Please work out how many lines in the material contain "Therm" and give only that figure.

________________________________________

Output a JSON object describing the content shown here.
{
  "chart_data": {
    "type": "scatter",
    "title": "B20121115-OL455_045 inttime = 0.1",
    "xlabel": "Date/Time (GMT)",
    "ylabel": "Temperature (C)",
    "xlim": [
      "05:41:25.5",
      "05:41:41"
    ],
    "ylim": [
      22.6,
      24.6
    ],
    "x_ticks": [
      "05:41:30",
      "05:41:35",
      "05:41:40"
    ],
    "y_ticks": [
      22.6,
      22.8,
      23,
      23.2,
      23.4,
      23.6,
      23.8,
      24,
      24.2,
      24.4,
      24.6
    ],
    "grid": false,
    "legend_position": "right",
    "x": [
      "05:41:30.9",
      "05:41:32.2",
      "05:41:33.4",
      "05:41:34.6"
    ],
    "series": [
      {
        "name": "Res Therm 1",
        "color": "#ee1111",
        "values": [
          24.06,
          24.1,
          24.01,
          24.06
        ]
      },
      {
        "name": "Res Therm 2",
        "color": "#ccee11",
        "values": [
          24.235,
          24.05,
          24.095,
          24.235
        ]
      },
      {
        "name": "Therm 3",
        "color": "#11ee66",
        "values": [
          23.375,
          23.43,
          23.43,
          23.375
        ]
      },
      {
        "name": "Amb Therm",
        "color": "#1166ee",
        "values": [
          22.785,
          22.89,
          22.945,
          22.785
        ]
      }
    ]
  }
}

________________________________________

__The response__. 4